--- Tasks to carry out ---
1. According to the task mining guide below, what does the service run to analyze the collected desktop data?
2. List the three purposes that the use cases section of the task mining guide below gives for exporting the results.

Document extract Start Marker

The UiPath Task Mining Guide

Introduction

UiPath Unasissted Task Mining is an actionability discovery service. It collects employee desktop data comprising of the screenshot and log data upon each user action (mouse click, keystroke), then runs a machine learning model to analyze the data and suggest a list of tasks with high automation potential.

Use Cases

Unassisted Task Mining allows customers to record the actions of selected users, analyze them together, and export the results to:

  • Identify automation opportunities, tasks that have been repeated frequently in the user action data.
  • Understand the frequent path and variances for the candidate tasks to possibly standardize and agree on the process before automating.
  • Document the details of a candidate process to accelerate the development of automation.

Benefits

  • RPA CoE leaders: efficiently discover automation opportunities and effectively engage the business teams by demonstrating an objective view of the opportunities - All at a fraction of the time and cost versus a traditional consulting-led approach.

Document extract End Marker
Given entries Start Marker

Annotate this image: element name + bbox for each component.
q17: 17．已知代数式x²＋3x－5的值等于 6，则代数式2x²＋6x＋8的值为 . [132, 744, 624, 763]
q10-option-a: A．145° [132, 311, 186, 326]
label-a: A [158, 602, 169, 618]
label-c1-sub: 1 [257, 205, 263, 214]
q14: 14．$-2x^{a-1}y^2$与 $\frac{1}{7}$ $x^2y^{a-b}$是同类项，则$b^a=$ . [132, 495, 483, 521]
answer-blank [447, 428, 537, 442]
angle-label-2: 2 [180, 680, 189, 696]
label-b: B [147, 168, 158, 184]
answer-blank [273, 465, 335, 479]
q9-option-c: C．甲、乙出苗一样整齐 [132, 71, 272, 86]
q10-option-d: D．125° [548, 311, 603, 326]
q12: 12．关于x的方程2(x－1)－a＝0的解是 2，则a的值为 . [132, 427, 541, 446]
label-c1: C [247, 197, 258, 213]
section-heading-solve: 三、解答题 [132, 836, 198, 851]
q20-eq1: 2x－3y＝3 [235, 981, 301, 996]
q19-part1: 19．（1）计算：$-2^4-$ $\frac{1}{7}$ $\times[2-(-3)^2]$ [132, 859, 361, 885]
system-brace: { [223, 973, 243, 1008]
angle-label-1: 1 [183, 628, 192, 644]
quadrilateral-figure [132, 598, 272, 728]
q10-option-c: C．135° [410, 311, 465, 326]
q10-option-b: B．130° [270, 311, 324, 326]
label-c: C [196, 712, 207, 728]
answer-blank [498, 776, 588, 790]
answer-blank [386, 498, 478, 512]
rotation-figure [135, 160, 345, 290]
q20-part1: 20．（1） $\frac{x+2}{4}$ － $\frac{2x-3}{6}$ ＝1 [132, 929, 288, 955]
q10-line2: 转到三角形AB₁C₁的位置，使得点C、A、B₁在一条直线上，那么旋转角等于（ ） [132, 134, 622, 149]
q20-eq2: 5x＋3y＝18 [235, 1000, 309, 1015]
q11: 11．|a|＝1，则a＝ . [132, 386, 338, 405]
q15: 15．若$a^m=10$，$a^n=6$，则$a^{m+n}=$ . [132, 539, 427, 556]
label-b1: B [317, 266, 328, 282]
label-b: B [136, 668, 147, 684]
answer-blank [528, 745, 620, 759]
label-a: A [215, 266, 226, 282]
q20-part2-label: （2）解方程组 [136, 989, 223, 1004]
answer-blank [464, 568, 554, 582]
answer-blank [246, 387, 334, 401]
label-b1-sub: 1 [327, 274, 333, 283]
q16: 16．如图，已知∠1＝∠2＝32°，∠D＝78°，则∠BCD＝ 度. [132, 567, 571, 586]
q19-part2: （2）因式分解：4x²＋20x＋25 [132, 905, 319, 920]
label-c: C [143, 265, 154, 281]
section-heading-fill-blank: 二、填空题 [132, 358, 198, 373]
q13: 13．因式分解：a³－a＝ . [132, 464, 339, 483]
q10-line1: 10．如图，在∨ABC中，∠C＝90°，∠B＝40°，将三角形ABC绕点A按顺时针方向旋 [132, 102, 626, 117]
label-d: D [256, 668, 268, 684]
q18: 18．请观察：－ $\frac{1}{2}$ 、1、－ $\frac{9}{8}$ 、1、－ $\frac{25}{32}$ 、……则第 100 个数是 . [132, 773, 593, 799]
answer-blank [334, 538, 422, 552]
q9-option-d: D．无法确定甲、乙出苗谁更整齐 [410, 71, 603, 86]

Given entries End Marker

--- Answers in order ---
1. A machine learning model.

2.
- Identify automation opportunities, meaning tasks repeated frequently in the user action data.
- Understand the frequent path and variances for the candidate tasks, to possibly standardize and agree on the process before automating.
- Document the details of a candidate process to accelerate the development of automation.